*Problem requirements*
Lines holding the string "Heero": copy each one from the listing below.

◇ ◇ ◇ ◇ ◇ ◇ ◇

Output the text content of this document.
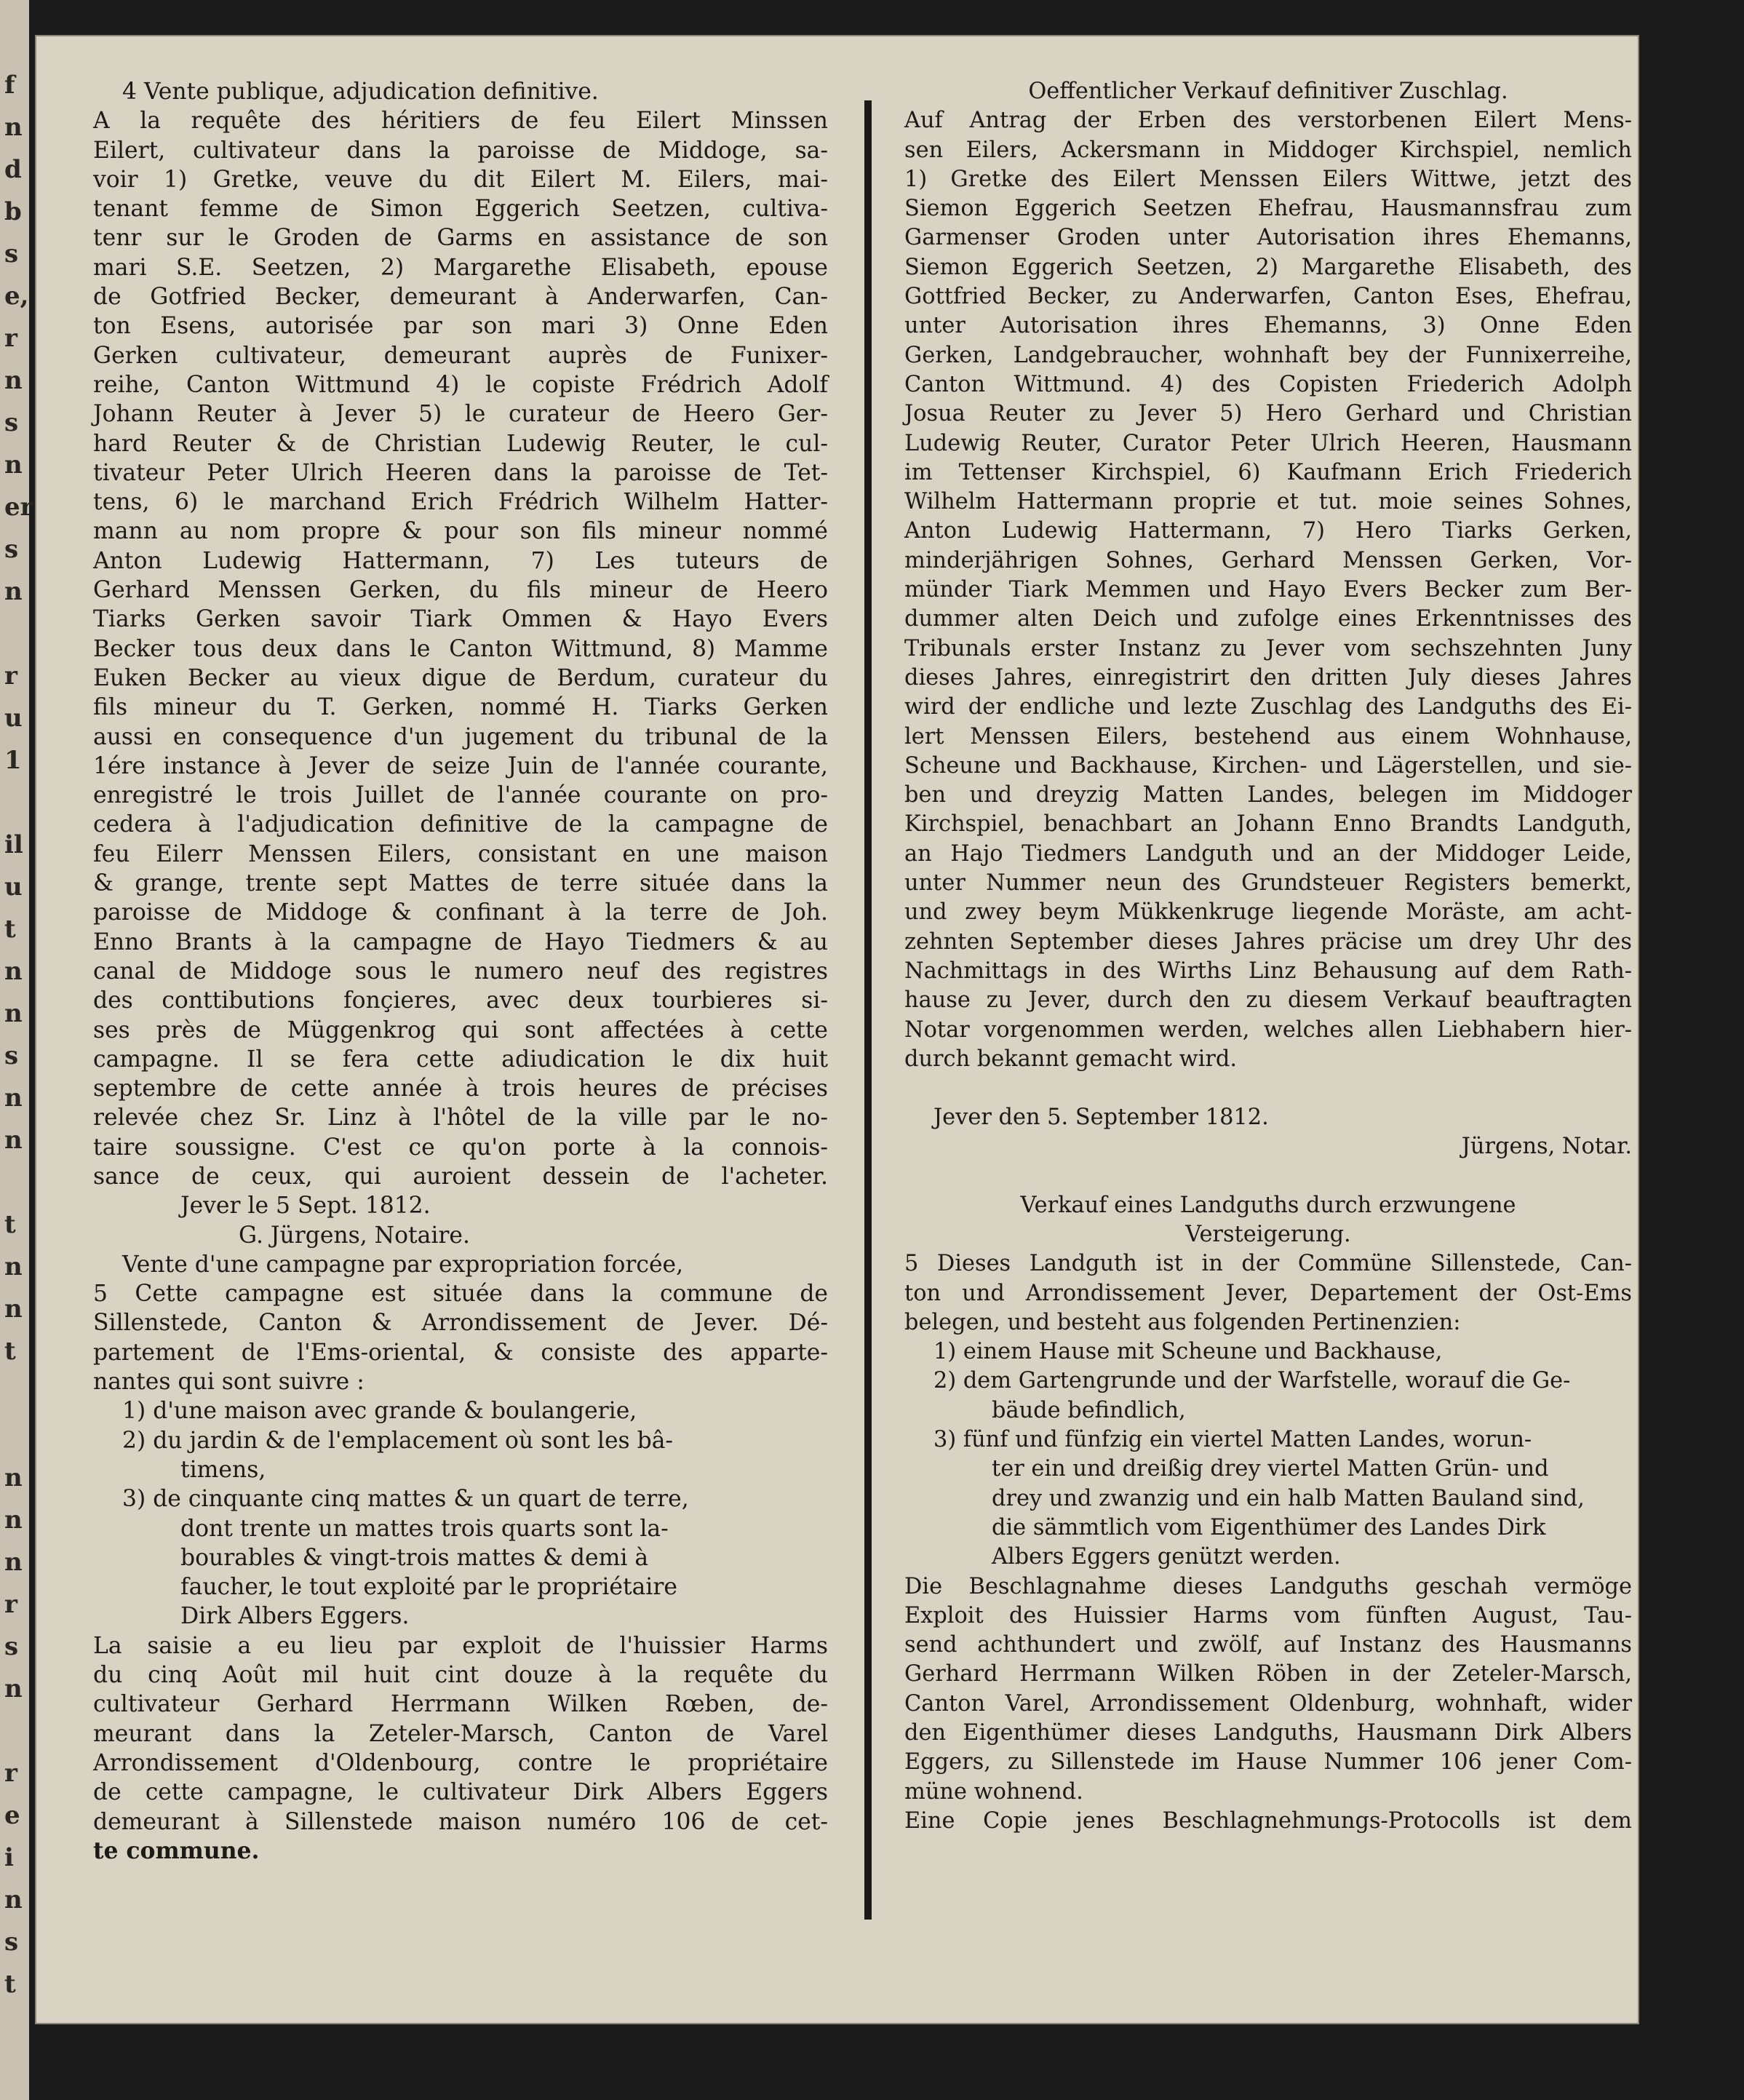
f
n
d
b
s
e,
r
n
s
n
er
s
n
r
u
1
il
u
t
n
n
s
n
n
t
n
n
t
n
n
n
r
s
n
r
e
i
n
s
t
4 Vente publique, adjudication definitive.
A la requête des héritiers de feu Eilert Minssen
Eilert, cultivateur dans la paroisse de Middoge, sa-
voir 1) Gretke, veuve du dit Eilert M. Eilers, mai-
tenant femme de Simon Eggerich Seetzen, cultiva-
tenr sur le Groden de Garms en assistance de son
mari S.E. Seetzen, 2) Margarethe Elisabeth, epouse
de Gotfried Becker, demeurant à Anderwarfen, Can-
ton Esens, autorisée par son mari 3) Onne Eden
Gerken cultivateur, demeurant auprès de Funixer-
reihe, Canton Wittmund 4) le copiste Frédrich Adolf
Johann Reuter à Jever 5) le curateur de Heero Ger-
hard Reuter & de Christian Ludewig Reuter, le cul-
tivateur Peter Ulrich Heeren dans la paroisse de Tet-
tens, 6) le marchand Erich Frédrich Wilhelm Hatter-
mann au nom propre & pour son fils mineur nommé
Anton Ludewig Hattermann, 7) Les tuteurs de
Gerhard Menssen Gerken, du fils mineur de Heero
Tiarks Gerken savoir Tiark Ommen & Hayo Evers
Becker tous deux dans le Canton Wittmund, 8) Mamme
Euken Becker au vieux digue de Berdum, curateur du
fils mineur du T. Gerken, nommé H. Tiarks Gerken
aussi en consequence d'un jugement du tribunal de la
1ére instance à Jever de seize Juin de l'année courante,
enregistré le trois Juillet de l'année courante on pro-
cedera à l'adjudication definitive de la campagne de
feu Eilerr Menssen Eilers, consistant en une maison
& grange, trente sept Mattes de terre située dans la
paroisse de Middoge & confinant à la terre de Joh.
Enno Brants à la campagne de Hayo Tiedmers & au
canal de Middoge sous le numero neuf des registres
des conttibutions fonçieres, avec deux tourbieres si-
ses près de Müggenkrog qui sont affectées à cette
campagne. Il se fera cette adiudication le dix huit
septembre de cette année à trois heures de précises
relevée chez Sr. Linz à l'hôtel de la ville par le no-
taire soussigne. C'est ce qu'on porte à la connois-
sance de ceux, qui auroient dessein de l'acheter.
Jever le 5 Sept. 1812.
G. Jürgens, Notaire.
Vente d'une campagne par expropriation forcée,
5 Cette campagne est située dans la commune de
Sillenstede, Canton & Arrondissement de Jever. Dé-
partement de l'Ems-oriental, & consiste des apparte-
nantes qui sont suivre :
1) d'une maison avec grande & boulangerie,
2) du jardin & de l'emplacement où sont les bâ-
timens,
3) de cinquante cinq mattes & un quart de terre,
dont trente un mattes trois quarts sont la-
bourables & vingt-trois mattes & demi à
faucher, le tout exploité par le propriétaire
Dirk Albers Eggers.
La saisie a eu lieu par exploit de l'huissier Harms
du cinq Août mil huit cint douze à la requête du
cultivateur Gerhard Herrmann Wilken Rœben, de-
meurant dans la Zeteler-Marsch, Canton de Varel
Arrondissement d'Oldenbourg, contre le propriétaire
de cette campagne, le cultivateur Dirk Albers Eggers
demeurant à Sillenstede maison numéro 106 de cet-
te commune.
Oeffentlicher Verkauf definitiver Zuschlag.
Auf Antrag der Erben des verstorbenen Eilert Mens-
sen Eilers, Ackersmann in Middoger Kirchspiel, nemlich
1) Gretke des Eilert Menssen Eilers Wittwe, jetzt des
Siemon Eggerich Seetzen Ehefrau, Hausmannsfrau zum
Garmenser Groden unter Autorisation ihres Ehemanns,
Siemon Eggerich Seetzen, 2) Margarethe Elisabeth, des
Gottfried Becker, zu Anderwarfen, Canton Eses, Ehefrau,
unter Autorisation ihres Ehemanns, 3) Onne Eden
Gerken, Landgebraucher, wohnhaft bey der Funnixerreihe,
Canton Wittmund. 4) des Copisten Friederich Adolph
Josua Reuter zu Jever 5) Hero Gerhard und Christian
Ludewig Reuter, Curator Peter Ulrich Heeren, Hausmann
im Tettenser Kirchspiel, 6) Kaufmann Erich Friederich
Wilhelm Hattermann proprie et tut. moie seines Sohnes,
Anton Ludewig Hattermann, 7) Hero Tiarks Gerken,
minderjährigen Sohnes, Gerhard Menssen Gerken, Vor-
münder Tiark Memmen und Hayo Evers Becker zum Ber-
dummer alten Deich und zufolge eines Erkenntnisses des
Tribunals erster Instanz zu Jever vom sechszehnten Juny
dieses Jahres, einregistrirt den dritten July dieses Jahres
wird der endliche und lezte Zuschlag des Landguths des Ei-
lert Menssen Eilers, bestehend aus einem Wohnhause,
Scheune und Backhause, Kirchen- und Lägerstellen, und sie-
ben und dreyzig Matten Landes, belegen im Middoger
Kirchspiel, benachbart an Johann Enno Brandts Landguth,
an Hajo Tiedmers Landguth und an der Middoger Leide,
unter Nummer neun des Grundsteuer Registers bemerkt,
und zwey beym Mükkenkruge liegende Moräste, am acht-
zehnten September dieses Jahres präcise um drey Uhr des
Nachmittags in des Wirths Linz Behausung auf dem Rath-
hause zu Jever, durch den zu diesem Verkauf beauftragten
Notar vorgenommen werden, welches allen Liebhabern hier-
durch bekannt gemacht wird.
Jever den 5. September 1812.
Jürgens, Notar.
Verkauf eines Landguths durch erzwungene
Versteigerung.
5 Dieses Landguth ist in der Commüne Sillenstede, Can-
ton und Arrondissement Jever, Departement der Ost-Ems
belegen, und besteht aus folgenden Pertinenzien:
1) einem Hause mit Scheune und Backhause,
2) dem Gartengrunde und der Warfstelle, worauf die Ge-
bäude befindlich,
3) fünf und fünfzig ein viertel Matten Landes, worun-
ter ein und dreißig drey viertel Matten Grün- und
drey und zwanzig und ein halb Matten Bauland sind,
die sämmtlich vom Eigenthümer des Landes Dirk
Albers Eggers genützt werden.
Die Beschlagnahme dieses Landguths geschah vermöge
Exploit des Huissier Harms vom fünften August, Tau-
send achthundert und zwölf, auf Instanz des Hausmanns
Gerhard Herrmann Wilken Röben in der Zeteler-Marsch,
Canton Varel, Arrondissement Oldenburg, wohnhaft, wider
den Eigenthümer dieses Landguths, Hausmann Dirk Albers
Eggers, zu Sillenstede im Hause Nummer 106 jener Com-
müne wohnend.
Eine Copie jenes Beschlagnehmungs-Protocolls ist dem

◇ ◇ ◇ ◇ ◇ ◇ ◇

*Result for this task*
Johann Reuter à Jever 5) le curateur de Heero Ger-
Gerhard Menssen Gerken, du fils mineur de Heero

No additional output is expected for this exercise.